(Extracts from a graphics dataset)
================================
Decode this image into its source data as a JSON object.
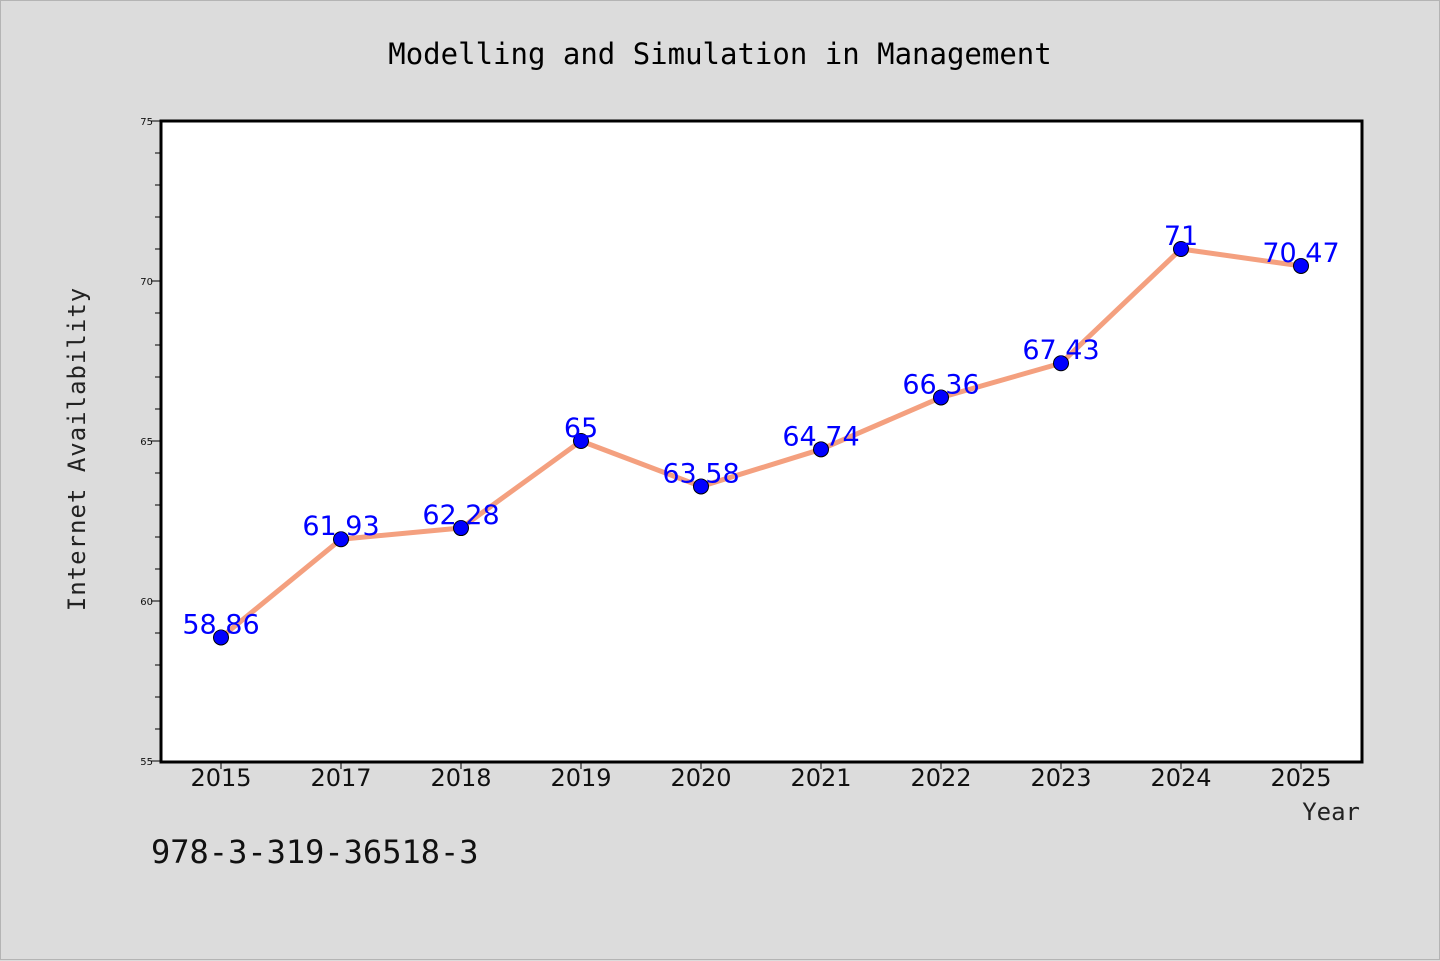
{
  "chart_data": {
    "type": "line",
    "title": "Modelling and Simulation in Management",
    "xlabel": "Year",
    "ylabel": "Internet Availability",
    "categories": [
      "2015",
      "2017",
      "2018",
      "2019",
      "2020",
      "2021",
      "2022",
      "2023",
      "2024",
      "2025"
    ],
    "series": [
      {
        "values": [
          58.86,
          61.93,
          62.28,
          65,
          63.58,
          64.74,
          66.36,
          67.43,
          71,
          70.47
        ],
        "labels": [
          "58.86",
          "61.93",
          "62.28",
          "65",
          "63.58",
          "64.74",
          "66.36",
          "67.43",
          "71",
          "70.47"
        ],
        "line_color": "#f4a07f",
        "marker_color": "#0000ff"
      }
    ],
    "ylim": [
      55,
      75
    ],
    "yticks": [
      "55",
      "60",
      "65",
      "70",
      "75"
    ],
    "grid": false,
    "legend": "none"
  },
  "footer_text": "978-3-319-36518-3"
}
================================
Task |
Set down the records in full and exactly. Do not carry over any image.

Result of the task |
Decode this image into its source data as a JSON object.
{
  "chart_data": {
    "type": "line",
    "title": "Modelling and Simulation in Management",
    "xlabel": "Year",
    "ylabel": "Internet Availability",
    "categories": [
      "2015",
      "2017",
      "2018",
      "2019",
      "2020",
      "2021",
      "2022",
      "2023",
      "2024",
      "2025"
    ],
    "series": [
      {
        "values": [
          58.86,
          61.93,
          62.28,
          65,
          63.58,
          64.74,
          66.36,
          67.43,
          71,
          70.47
        ],
        "labels": [
          "58.86",
          "61.93",
          "62.28",
          "65",
          "63.58",
          "64.74",
          "66.36",
          "67.43",
          "71",
          "70.47"
        ],
        "line_color": "#f4a07f",
        "marker_color": "#0000ff"
      }
    ],
    "ylim": [
      55,
      75
    ],
    "yticks": [
      "55",
      "60",
      "65",
      "70",
      "75"
    ],
    "grid": false,
    "legend": "none"
  },
  "footer_text": "978-3-319-36518-3"
}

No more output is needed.